= YOUR GOAL =
List each line of the data that holds the string "Kristuksen".

= TASK INPUT =
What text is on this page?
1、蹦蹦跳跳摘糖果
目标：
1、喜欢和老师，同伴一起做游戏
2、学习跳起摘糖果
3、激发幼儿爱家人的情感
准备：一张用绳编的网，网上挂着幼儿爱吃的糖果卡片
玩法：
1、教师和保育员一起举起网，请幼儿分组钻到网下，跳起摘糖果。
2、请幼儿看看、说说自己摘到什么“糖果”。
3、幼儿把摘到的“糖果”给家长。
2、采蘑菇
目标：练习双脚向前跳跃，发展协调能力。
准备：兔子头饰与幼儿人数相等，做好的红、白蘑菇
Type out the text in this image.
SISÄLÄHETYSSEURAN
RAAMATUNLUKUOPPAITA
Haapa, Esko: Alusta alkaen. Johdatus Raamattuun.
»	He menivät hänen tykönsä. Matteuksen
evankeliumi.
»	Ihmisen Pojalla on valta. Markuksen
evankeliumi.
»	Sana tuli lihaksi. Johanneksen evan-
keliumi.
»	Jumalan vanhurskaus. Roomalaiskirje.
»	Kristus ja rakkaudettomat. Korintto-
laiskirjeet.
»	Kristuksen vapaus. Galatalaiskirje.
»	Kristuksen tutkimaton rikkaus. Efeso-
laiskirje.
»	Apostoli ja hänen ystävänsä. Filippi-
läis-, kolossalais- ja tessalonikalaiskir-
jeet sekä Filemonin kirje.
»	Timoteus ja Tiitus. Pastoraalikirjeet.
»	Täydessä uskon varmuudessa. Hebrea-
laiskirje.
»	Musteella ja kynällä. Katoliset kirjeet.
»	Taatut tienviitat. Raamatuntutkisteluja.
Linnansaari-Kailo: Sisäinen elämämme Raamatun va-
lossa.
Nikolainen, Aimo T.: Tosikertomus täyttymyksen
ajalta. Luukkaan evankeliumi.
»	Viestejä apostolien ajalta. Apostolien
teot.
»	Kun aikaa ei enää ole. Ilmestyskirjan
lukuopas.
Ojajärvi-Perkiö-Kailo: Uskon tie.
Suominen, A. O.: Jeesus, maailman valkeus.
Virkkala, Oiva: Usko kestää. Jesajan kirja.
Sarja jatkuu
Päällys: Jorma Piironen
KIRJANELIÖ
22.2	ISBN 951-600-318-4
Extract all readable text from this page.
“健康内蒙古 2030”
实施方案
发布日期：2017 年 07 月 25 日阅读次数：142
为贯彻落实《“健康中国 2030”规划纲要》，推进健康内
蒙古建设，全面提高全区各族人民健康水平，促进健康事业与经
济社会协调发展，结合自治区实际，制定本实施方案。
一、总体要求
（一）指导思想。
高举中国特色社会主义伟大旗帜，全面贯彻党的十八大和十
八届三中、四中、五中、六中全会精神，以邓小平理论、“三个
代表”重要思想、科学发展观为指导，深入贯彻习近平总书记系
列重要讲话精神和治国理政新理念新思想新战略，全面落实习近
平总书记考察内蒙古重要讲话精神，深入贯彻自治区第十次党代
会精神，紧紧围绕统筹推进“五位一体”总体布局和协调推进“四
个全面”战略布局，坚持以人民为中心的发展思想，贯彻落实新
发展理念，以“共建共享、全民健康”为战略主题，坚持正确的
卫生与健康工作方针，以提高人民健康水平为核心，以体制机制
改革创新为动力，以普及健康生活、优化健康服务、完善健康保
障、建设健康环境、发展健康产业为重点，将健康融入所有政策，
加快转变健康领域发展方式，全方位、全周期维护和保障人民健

= THE RESPONSE =
»	Kristuksen vapaus. Galatalaiskirje.
»	Kristuksen tutkimaton rikkaus. Efeso-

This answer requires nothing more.